**YOUR ASSIGNMENT**
Output the listing word for word, minus pictures.
BEGIN
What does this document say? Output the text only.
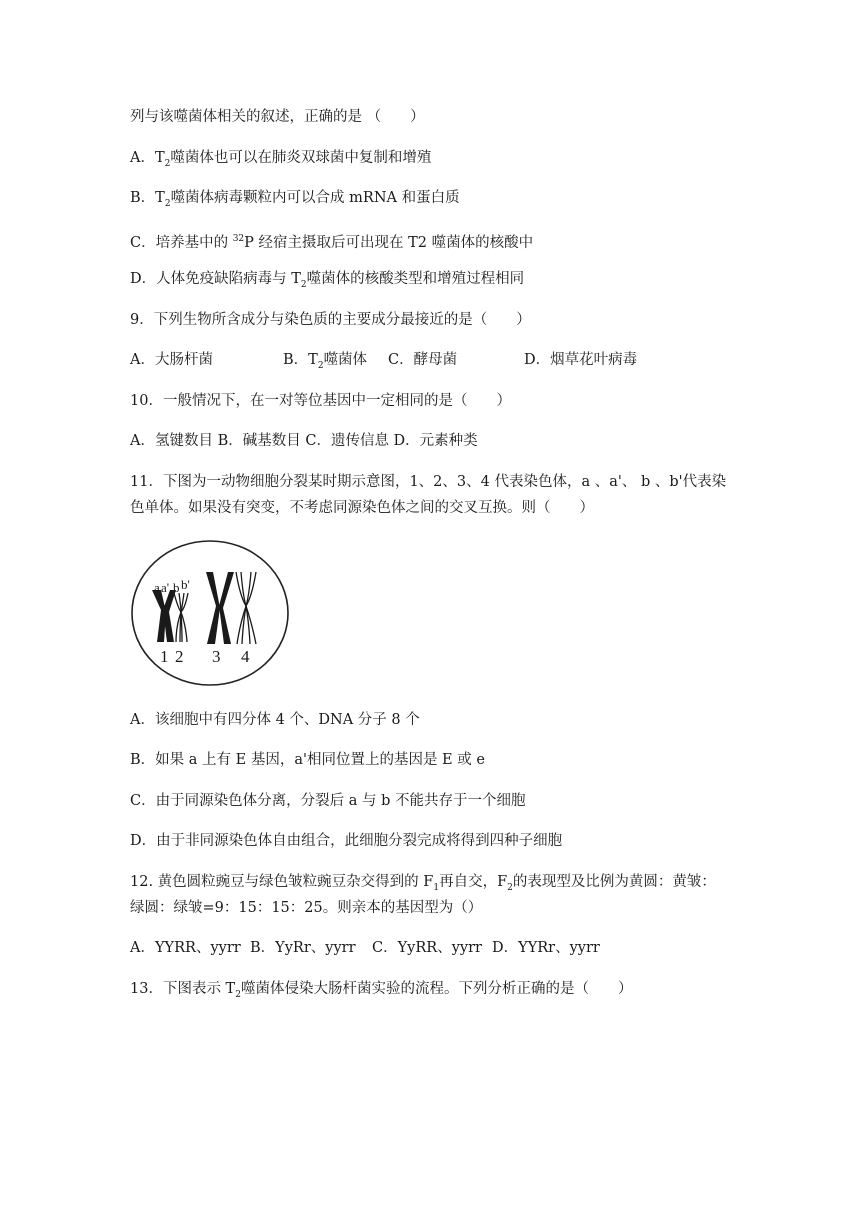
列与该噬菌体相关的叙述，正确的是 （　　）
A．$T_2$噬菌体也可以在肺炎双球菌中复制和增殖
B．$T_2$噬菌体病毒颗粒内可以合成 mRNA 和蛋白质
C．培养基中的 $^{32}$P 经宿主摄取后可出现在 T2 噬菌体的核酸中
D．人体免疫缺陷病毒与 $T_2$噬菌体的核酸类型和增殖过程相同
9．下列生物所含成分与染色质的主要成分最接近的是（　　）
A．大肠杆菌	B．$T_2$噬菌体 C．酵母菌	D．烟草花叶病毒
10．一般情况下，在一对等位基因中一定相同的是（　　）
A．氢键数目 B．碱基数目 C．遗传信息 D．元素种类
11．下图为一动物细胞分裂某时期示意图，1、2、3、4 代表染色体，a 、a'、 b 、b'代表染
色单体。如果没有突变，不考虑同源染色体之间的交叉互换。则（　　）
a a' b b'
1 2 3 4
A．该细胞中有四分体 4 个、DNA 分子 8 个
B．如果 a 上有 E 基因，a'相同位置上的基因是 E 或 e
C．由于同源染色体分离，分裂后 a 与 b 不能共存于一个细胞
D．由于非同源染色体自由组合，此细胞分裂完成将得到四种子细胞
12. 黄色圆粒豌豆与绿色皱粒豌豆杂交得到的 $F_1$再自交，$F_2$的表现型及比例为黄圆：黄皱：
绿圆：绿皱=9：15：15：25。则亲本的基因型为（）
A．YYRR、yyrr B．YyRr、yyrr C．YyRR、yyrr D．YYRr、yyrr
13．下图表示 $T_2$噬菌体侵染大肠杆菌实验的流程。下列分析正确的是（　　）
END
**TASK OUTPUT**
What does this document say? Output the text only.
列与该噬菌体相关的叙述，正确的是 （　　）
A．$T_2$噬菌体也可以在肺炎双球菌中复制和增殖
B．$T_2$噬菌体病毒颗粒内可以合成 mRNA 和蛋白质
C．培养基中的 $^{32}$P 经宿主摄取后可出现在 T2 噬菌体的核酸中
D．人体免疫缺陷病毒与 $T_2$噬菌体的核酸类型和增殖过程相同
9．下列生物所含成分与染色质的主要成分最接近的是（　　）
A．大肠杆菌	B．$T_2$噬菌体 C．酵母菌	D．烟草花叶病毒
10．一般情况下，在一对等位基因中一定相同的是（　　）
A．氢键数目 B．碱基数目 C．遗传信息 D．元素种类
11．下图为一动物细胞分裂某时期示意图，1、2、3、4 代表染色体，a 、a'、 b 、b'代表染
色单体。如果没有突变，不考虑同源染色体之间的交叉互换。则（　　）
a a' b b'
1 2 3 4
A．该细胞中有四分体 4 个、DNA 分子 8 个
B．如果 a 上有 E 基因，a'相同位置上的基因是 E 或 e
C．由于同源染色体分离，分裂后 a 与 b 不能共存于一个细胞
D．由于非同源染色体自由组合，此细胞分裂完成将得到四种子细胞
12. 黄色圆粒豌豆与绿色皱粒豌豆杂交得到的 $F_1$再自交，$F_2$的表现型及比例为黄圆：黄皱：
绿圆：绿皱=9：15：15：25。则亲本的基因型为（）
A．YYRR、yyrr B．YyRr、yyrr C．YyRR、yyrr D．YYRr、yyrr
13．下图表示 $T_2$噬菌体侵染大肠杆菌实验的流程。下列分析正确的是（　　）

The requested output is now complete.